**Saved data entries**
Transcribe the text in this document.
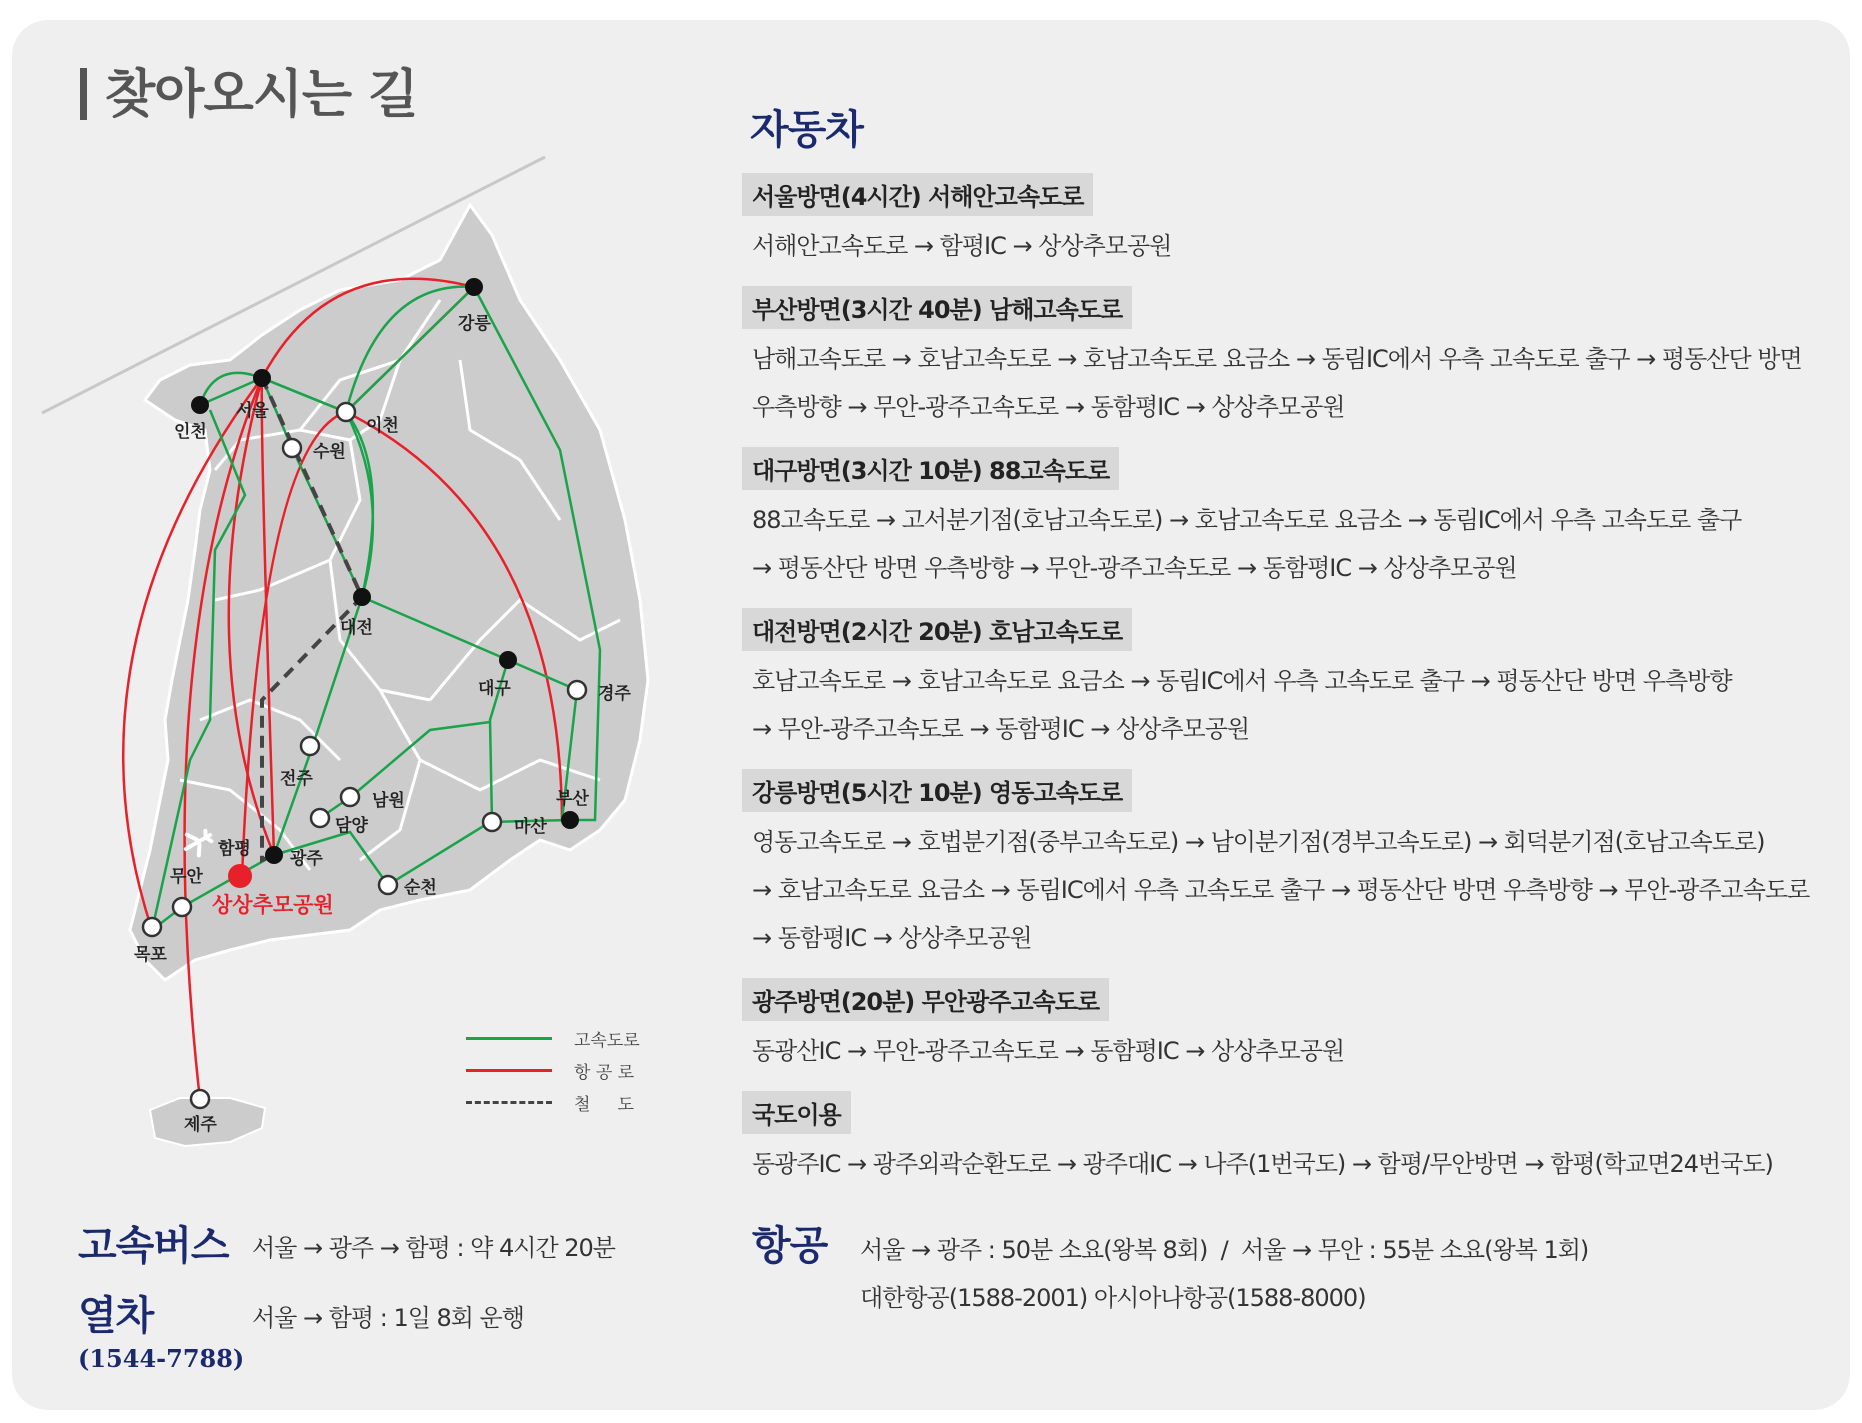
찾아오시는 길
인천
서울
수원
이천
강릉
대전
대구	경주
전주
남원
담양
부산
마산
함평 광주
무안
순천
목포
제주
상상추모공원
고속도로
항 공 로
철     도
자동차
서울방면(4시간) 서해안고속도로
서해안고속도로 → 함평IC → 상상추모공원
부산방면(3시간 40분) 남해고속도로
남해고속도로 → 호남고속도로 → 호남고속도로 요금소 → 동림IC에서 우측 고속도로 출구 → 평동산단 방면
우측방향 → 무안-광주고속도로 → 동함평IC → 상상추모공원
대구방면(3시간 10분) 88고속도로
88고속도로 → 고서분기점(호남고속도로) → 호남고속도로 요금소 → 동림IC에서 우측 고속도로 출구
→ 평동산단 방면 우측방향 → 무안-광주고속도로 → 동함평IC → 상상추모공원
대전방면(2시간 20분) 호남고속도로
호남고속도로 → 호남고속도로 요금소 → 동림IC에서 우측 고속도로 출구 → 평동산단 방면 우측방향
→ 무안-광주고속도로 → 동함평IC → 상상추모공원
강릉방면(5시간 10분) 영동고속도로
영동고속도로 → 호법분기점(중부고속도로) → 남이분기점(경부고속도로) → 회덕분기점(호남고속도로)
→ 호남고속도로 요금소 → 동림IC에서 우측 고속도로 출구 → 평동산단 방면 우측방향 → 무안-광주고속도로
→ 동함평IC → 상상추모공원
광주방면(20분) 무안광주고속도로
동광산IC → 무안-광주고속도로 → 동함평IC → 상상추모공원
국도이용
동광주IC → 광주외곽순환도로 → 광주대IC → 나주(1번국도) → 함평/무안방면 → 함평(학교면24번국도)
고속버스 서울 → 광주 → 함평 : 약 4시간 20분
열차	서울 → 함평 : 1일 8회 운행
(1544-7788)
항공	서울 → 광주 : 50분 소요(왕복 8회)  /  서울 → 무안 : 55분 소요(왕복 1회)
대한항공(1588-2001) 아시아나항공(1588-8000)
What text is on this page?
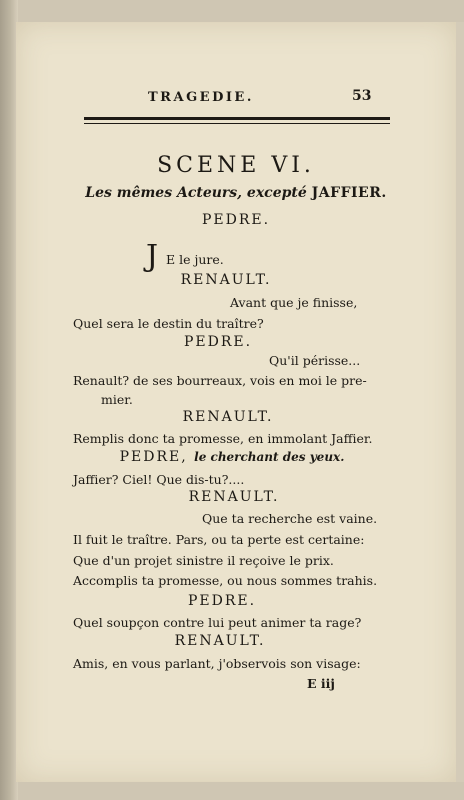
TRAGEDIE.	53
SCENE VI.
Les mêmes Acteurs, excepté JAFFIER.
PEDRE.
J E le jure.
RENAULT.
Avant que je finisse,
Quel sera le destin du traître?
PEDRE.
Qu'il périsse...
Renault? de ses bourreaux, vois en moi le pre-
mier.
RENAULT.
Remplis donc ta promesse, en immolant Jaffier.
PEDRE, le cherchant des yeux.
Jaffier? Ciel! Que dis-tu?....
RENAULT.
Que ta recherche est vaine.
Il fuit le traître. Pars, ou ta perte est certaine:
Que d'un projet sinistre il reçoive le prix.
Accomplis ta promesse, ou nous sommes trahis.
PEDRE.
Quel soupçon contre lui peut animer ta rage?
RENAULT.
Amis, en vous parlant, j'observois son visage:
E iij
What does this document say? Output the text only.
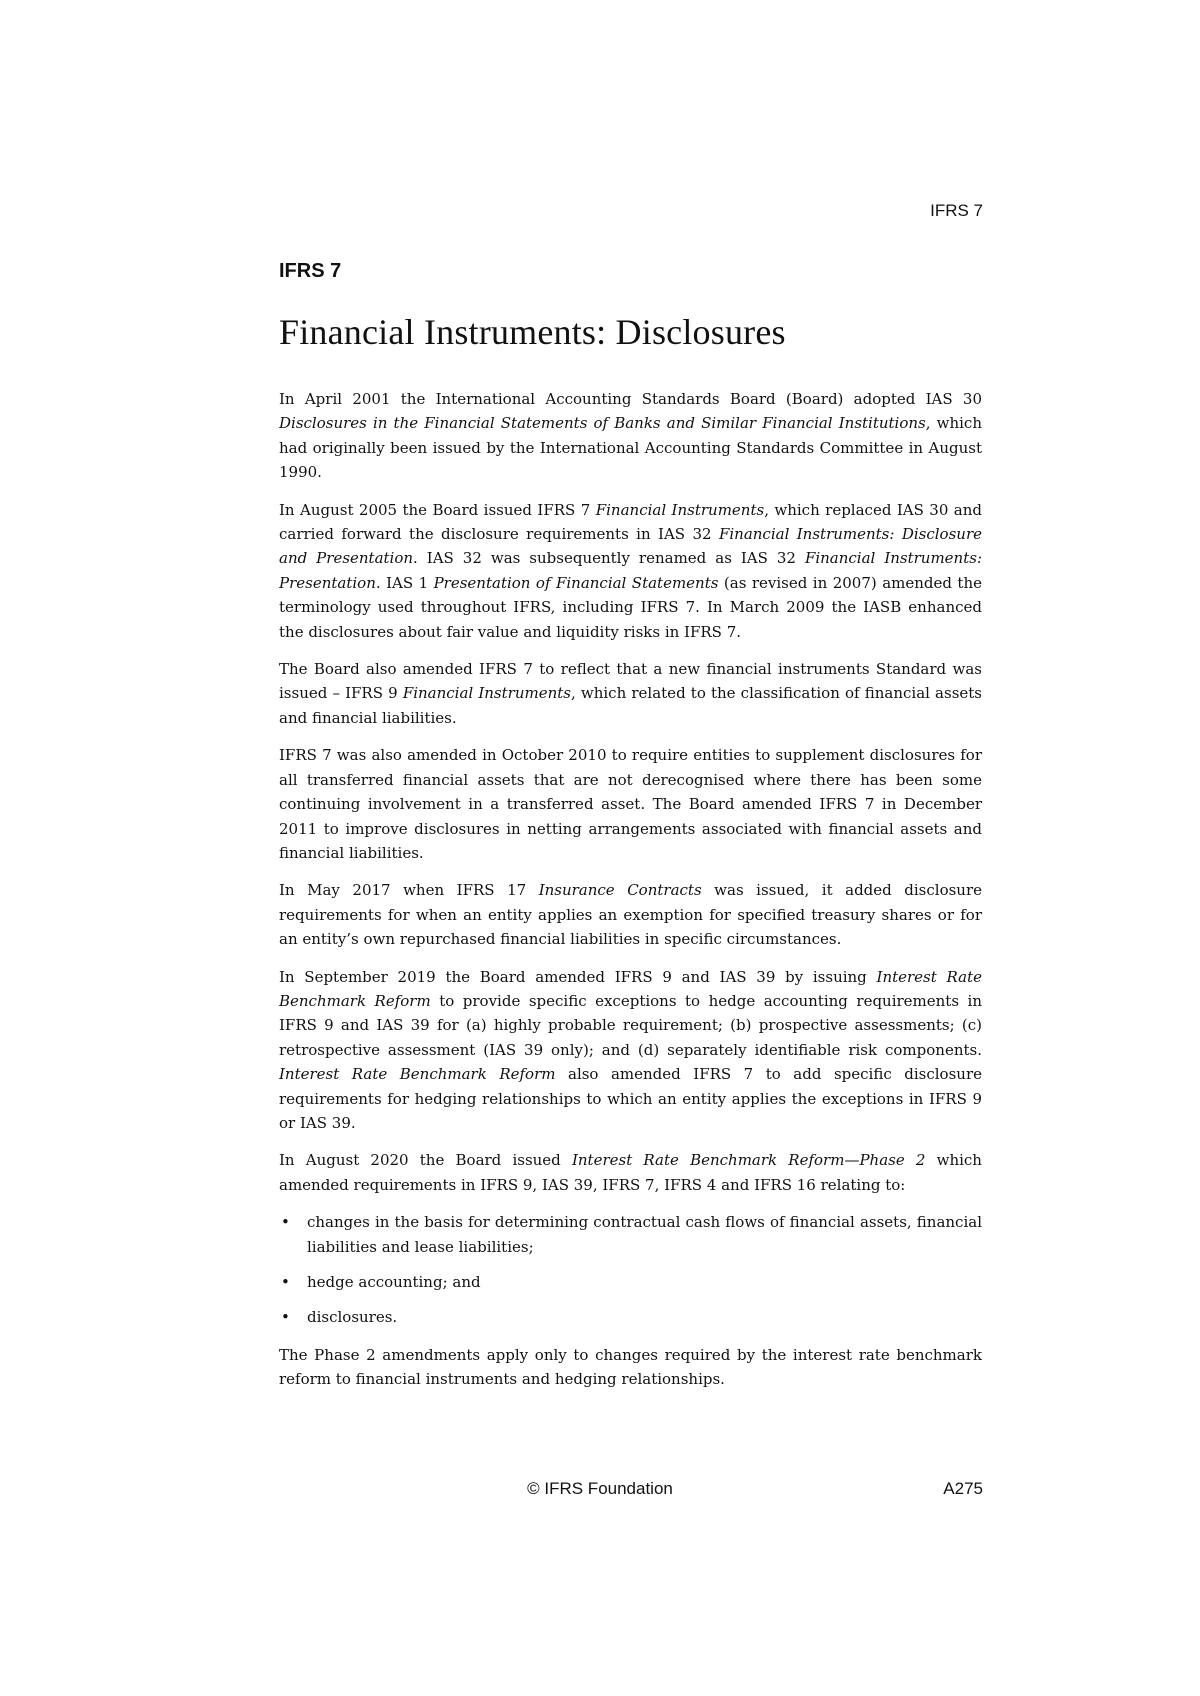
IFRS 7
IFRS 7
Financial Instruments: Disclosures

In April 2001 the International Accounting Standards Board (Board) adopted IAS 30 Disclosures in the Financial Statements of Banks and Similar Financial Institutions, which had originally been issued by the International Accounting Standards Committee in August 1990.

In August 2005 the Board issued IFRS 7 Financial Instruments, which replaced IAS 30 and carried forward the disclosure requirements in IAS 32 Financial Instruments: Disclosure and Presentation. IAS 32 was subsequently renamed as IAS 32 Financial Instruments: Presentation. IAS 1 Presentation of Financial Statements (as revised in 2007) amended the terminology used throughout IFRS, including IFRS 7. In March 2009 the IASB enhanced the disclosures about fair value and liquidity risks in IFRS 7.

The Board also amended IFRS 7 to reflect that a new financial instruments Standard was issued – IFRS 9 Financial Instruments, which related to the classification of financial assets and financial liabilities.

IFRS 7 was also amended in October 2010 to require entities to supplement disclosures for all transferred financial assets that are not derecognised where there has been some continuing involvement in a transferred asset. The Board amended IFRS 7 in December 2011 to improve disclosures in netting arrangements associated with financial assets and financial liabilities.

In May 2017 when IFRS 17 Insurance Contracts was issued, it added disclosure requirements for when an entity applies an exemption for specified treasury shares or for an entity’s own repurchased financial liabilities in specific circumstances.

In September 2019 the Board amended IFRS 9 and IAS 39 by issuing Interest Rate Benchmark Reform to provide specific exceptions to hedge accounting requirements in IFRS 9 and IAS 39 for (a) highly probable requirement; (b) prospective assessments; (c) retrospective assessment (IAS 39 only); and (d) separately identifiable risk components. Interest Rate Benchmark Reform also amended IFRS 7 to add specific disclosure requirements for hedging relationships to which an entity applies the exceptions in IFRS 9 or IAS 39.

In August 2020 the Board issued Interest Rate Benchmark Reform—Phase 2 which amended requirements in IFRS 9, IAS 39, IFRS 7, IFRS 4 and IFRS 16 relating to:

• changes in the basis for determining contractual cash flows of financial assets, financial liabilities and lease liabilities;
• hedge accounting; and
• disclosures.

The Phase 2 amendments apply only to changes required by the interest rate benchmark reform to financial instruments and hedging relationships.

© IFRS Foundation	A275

**Direction**
Every line of text is to be repeated exactly; pictures are left out.

**Answer for the task**
Transcribe the text in this document.
찾아오시는 길
인천
서울
수원
이천
강릉
대전
대구	경주
전주
남원
담양
부산
마산
함평 광주
무안
순천
목포
제주
상상추모공원
고속도로
항 공 로
철     도
자동차
서울방면(4시간) 서해안고속도로
서해안고속도로 → 함평IC → 상상추모공원
부산방면(3시간 40분) 남해고속도로
남해고속도로 → 호남고속도로 → 호남고속도로 요금소 → 동림IC에서 우측 고속도로 출구 → 평동산단 방면
우측방향 → 무안-광주고속도로 → 동함평IC → 상상추모공원
대구방면(3시간 10분) 88고속도로
88고속도로 → 고서분기점(호남고속도로) → 호남고속도로 요금소 → 동림IC에서 우측 고속도로 출구
→ 평동산단 방면 우측방향 → 무안-광주고속도로 → 동함평IC → 상상추모공원
대전방면(2시간 20분) 호남고속도로
호남고속도로 → 호남고속도로 요금소 → 동림IC에서 우측 고속도로 출구 → 평동산단 방면 우측방향
→ 무안-광주고속도로 → 동함평IC → 상상추모공원
강릉방면(5시간 10분) 영동고속도로
영동고속도로 → 호법분기점(중부고속도로) → 남이분기점(경부고속도로) → 회덕분기점(호남고속도로)
→ 호남고속도로 요금소 → 동림IC에서 우측 고속도로 출구 → 평동산단 방면 우측방향 → 무안-광주고속도로
→ 동함평IC → 상상추모공원
광주방면(20분) 무안광주고속도로
동광산IC → 무안-광주고속도로 → 동함평IC → 상상추모공원
국도이용
동광주IC → 광주외곽순환도로 → 광주대IC → 나주(1번국도) → 함평/무안방면 → 함평(학교면24번국도)
고속버스 서울 → 광주 → 함평 : 약 4시간 20분
열차	서울 → 함평 : 1일 8회 운행
(1544-7788)
항공	서울 → 광주 : 50분 소요(왕복 8회)  /  서울 → 무안 : 55분 소요(왕복 1회)
대한항공(1588-2001) 아시아나항공(1588-8000)
What text is on this page?
TRAGEDIE.	53
SCENE VI.
Les mêmes Acteurs, excepté JAFFIER.
PEDRE.
J E le jure.
RENAULT.
Avant que je finisse,
Quel sera le destin du traître?
PEDRE.
Qu'il périsse...
Renault? de ses bourreaux, vois en moi le pre-
mier.
RENAULT.
Remplis donc ta promesse, en immolant Jaffier.
PEDRE, le cherchant des yeux.
Jaffier? Ciel! Que dis-tu?....
RENAULT.
Que ta recherche est vaine.
Il fuit le traître. Pars, ou ta perte est certaine:
Que d'un projet sinistre il reçoive le prix.
Accomplis ta promesse, ou nous sommes trahis.
PEDRE.
Quel soupçon contre lui peut animer ta rage?
RENAULT.
Amis, en vous parlant, j'observois son visage:
E iij
What does this document say? Output the text only.
IFRS 7
IFRS 7
Financial Instruments: Disclosures

In April 2001 the International Accounting Standards Board (Board) adopted IAS 30 Disclosures in the Financial Statements of Banks and Similar Financial Institutions, which had originally been issued by the International Accounting Standards Committee in August 1990.

In August 2005 the Board issued IFRS 7 Financial Instruments, which replaced IAS 30 and carried forward the disclosure requirements in IAS 32 Financial Instruments: Disclosure and Presentation. IAS 32 was subsequently renamed as IAS 32 Financial Instruments: Presentation. IAS 1 Presentation of Financial Statements (as revised in 2007) amended the terminology used throughout IFRS, including IFRS 7. In March 2009 the IASB enhanced the disclosures about fair value and liquidity risks in IFRS 7.

The Board also amended IFRS 7 to reflect that a new financial instruments Standard was issued – IFRS 9 Financial Instruments, which related to the classification of financial assets and financial liabilities.

IFRS 7 was also amended in October 2010 to require entities to supplement disclosures for all transferred financial assets that are not derecognised where there has been some continuing involvement in a transferred asset. The Board amended IFRS 7 in December 2011 to improve disclosures in netting arrangements associated with financial assets and financial liabilities.

In May 2017 when IFRS 17 Insurance Contracts was issued, it added disclosure requirements for when an entity applies an exemption for specified treasury shares or for an entity’s own repurchased financial liabilities in specific circumstances.

In September 2019 the Board amended IFRS 9 and IAS 39 by issuing Interest Rate Benchmark Reform to provide specific exceptions to hedge accounting requirements in IFRS 9 and IAS 39 for (a) highly probable requirement; (b) prospective assessments; (c) retrospective assessment (IAS 39 only); and (d) separately identifiable risk components. Interest Rate Benchmark Reform also amended IFRS 7 to add specific disclosure requirements for hedging relationships to which an entity applies the exceptions in IFRS 9 or IAS 39.

In August 2020 the Board issued Interest Rate Benchmark Reform—Phase 2 which amended requirements in IFRS 9, IAS 39, IFRS 7, IFRS 4 and IFRS 16 relating to:

• changes in the basis for determining contractual cash flows of financial assets, financial liabilities and lease liabilities;
• hedge accounting; and
• disclosures.

The Phase 2 amendments apply only to changes required by the interest rate benchmark reform to financial instruments and hedging relationships.

© IFRS Foundation	A275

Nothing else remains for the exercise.